Data records
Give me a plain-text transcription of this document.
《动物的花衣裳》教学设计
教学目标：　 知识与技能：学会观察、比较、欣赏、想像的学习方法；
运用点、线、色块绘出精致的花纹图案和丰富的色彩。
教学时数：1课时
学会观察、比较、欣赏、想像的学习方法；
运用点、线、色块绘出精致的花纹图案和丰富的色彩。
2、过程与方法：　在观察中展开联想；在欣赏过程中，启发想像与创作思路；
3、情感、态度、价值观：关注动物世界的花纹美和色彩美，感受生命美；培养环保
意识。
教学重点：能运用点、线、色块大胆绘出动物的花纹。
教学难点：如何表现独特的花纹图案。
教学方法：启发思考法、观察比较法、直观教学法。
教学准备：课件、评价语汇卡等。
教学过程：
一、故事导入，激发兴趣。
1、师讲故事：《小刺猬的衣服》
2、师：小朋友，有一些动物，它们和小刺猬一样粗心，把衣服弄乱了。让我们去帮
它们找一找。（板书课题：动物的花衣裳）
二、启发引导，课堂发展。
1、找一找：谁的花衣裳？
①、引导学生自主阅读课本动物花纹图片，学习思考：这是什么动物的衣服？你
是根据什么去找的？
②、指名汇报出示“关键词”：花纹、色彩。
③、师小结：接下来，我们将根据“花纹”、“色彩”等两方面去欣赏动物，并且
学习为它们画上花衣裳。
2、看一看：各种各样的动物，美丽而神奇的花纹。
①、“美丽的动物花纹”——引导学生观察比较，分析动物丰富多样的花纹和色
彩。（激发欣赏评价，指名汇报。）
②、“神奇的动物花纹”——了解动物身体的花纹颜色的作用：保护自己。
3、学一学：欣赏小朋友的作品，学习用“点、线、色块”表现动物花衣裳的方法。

TO BE DONE
Reproduce each record shown above without altering a single word.

ANSWER IN FULL
Give me a plain-text transcription of this document.
《动物的花衣裳》教学设计
教学目标：　 知识与技能：学会观察、比较、欣赏、想像的学习方法；
运用点、线、色块绘出精致的花纹图案和丰富的色彩。
教学时数：1课时
学会观察、比较、欣赏、想像的学习方法；
运用点、线、色块绘出精致的花纹图案和丰富的色彩。
2、过程与方法：　在观察中展开联想；在欣赏过程中，启发想像与创作思路；
3、情感、态度、价值观：关注动物世界的花纹美和色彩美，感受生命美；培养环保
意识。
教学重点：能运用点、线、色块大胆绘出动物的花纹。
教学难点：如何表现独特的花纹图案。
教学方法：启发思考法、观察比较法、直观教学法。
教学准备：课件、评价语汇卡等。
教学过程：
一、故事导入，激发兴趣。
1、师讲故事：《小刺猬的衣服》
2、师：小朋友，有一些动物，它们和小刺猬一样粗心，把衣服弄乱了。让我们去帮
它们找一找。（板书课题：动物的花衣裳）
二、启发引导，课堂发展。
1、找一找：谁的花衣裳？
①、引导学生自主阅读课本动物花纹图片，学习思考：这是什么动物的衣服？你
是根据什么去找的？
②、指名汇报出示“关键词”：花纹、色彩。
③、师小结：接下来，我们将根据“花纹”、“色彩”等两方面去欣赏动物，并且
学习为它们画上花衣裳。
2、看一看：各种各样的动物，美丽而神奇的花纹。
①、“美丽的动物花纹”——引导学生观察比较，分析动物丰富多样的花纹和色
彩。（激发欣赏评价，指名汇报。）
②、“神奇的动物花纹”——了解动物身体的花纹颜色的作用：保护自己。
3、学一学：欣赏小朋友的作品，学习用“点、线、色块”表现动物花衣裳的方法。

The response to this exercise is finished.